** Start Material provided **
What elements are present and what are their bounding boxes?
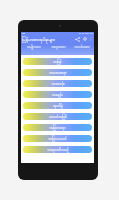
button[interactable]: Settings [81, 35, 88, 43]
staticText: အထူးအစီအစဉ် [47, 147, 69, 153]
staticText: အအေးစာရာ [49, 70, 67, 76]
button[interactable]: အအေးစာရာ [23, 69, 92, 76]
button[interactable]: အမျိုးအစား [21, 43, 46, 51]
button[interactable]: အအာလုံး [23, 80, 92, 87]
button[interactable]: More options [88, 35, 93, 43]
staticText: အအာလုံး [51, 81, 65, 87]
button[interactable]: Search [74, 35, 81, 43]
button[interactable]: ရာသီဖွဲ [23, 102, 92, 109]
button[interactable]: မေးခွန်း [23, 91, 92, 98]
staticText: အမျိုးအစား [27, 45, 41, 50]
button[interactable]: အခြားသတင် [23, 135, 92, 142]
button[interactable]: အဖြင့် [23, 58, 92, 65]
staticText: မြန်မာစာအုပ်စုများ [22, 36, 56, 43]
staticText: အထူးအစား [51, 45, 66, 50]
staticText: အခြားသတင် [48, 136, 67, 142]
staticText: အဖြင့် [53, 59, 62, 65]
staticText: မေးခွန်း [52, 92, 63, 98]
button[interactable]: အထူးအစား [46, 43, 70, 51]
staticText: အသင်အဖြစ် [49, 114, 67, 120]
button[interactable]: အထူးအစီအစဉ် [23, 146, 92, 153]
button[interactable]: အသင်အဖြစ် [23, 113, 92, 120]
staticText: အသစ်အစား [74, 45, 90, 50]
staticText: ရာသီဖွဲ [53, 103, 63, 109]
button[interactable]: အခြားအရာ [23, 124, 92, 131]
button[interactable]: အသစ်အစား [70, 43, 94, 51]
staticText: အခြားအရာ [49, 125, 66, 131]
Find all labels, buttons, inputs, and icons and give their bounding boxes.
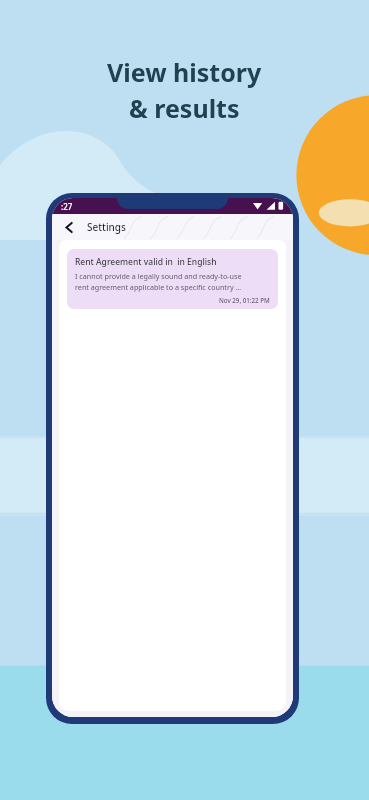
** End Material provided **
Work to be completed
Transcribe all of the rows above line by line, with every character kept as it is, and leave the pictures out of your copy.

Output of the task
What elements are present and what are their bounding boxes?
button[interactable]: Settings [81, 35, 88, 43]
staticText: အထူးအစီအစဉ် [47, 147, 69, 153]
staticText: အအေးစာရာ [49, 70, 67, 76]
button[interactable]: အအေးစာရာ [23, 69, 92, 76]
button[interactable]: အမျိုးအစား [21, 43, 46, 51]
button[interactable]: အအာလုံး [23, 80, 92, 87]
button[interactable]: More options [88, 35, 93, 43]
staticText: အအာလုံး [51, 81, 65, 87]
button[interactable]: Search [74, 35, 81, 43]
button[interactable]: ရာသီဖွဲ [23, 102, 92, 109]
button[interactable]: မေးခွန်း [23, 91, 92, 98]
staticText: အမျိုးအစား [27, 45, 41, 50]
button[interactable]: အခြားသတင် [23, 135, 92, 142]
button[interactable]: အဖြင့် [23, 58, 92, 65]
staticText: မြန်မာစာအုပ်စုများ [22, 36, 56, 43]
staticText: အထူးအစား [51, 45, 66, 50]
staticText: အခြားသတင် [48, 136, 67, 142]
staticText: အဖြင့် [53, 59, 62, 65]
staticText: မေးခွန်း [52, 92, 63, 98]
button[interactable]: အထူးအစား [46, 43, 70, 51]
staticText: အသင်အဖြစ် [49, 114, 67, 120]
button[interactable]: အထူးအစီအစဉ် [23, 146, 92, 153]
button[interactable]: အသင်အဖြစ် [23, 113, 92, 120]
staticText: အသစ်အစား [74, 45, 90, 50]
staticText: ရာသီဖွဲ [53, 103, 63, 109]
button[interactable]: အခြားအရာ [23, 124, 92, 131]
button[interactable]: အသစ်အစား [70, 43, 94, 51]
staticText: အခြားအရာ [49, 125, 66, 131]
Find all labels, buttons, inputs, and icons and give their bounding boxes.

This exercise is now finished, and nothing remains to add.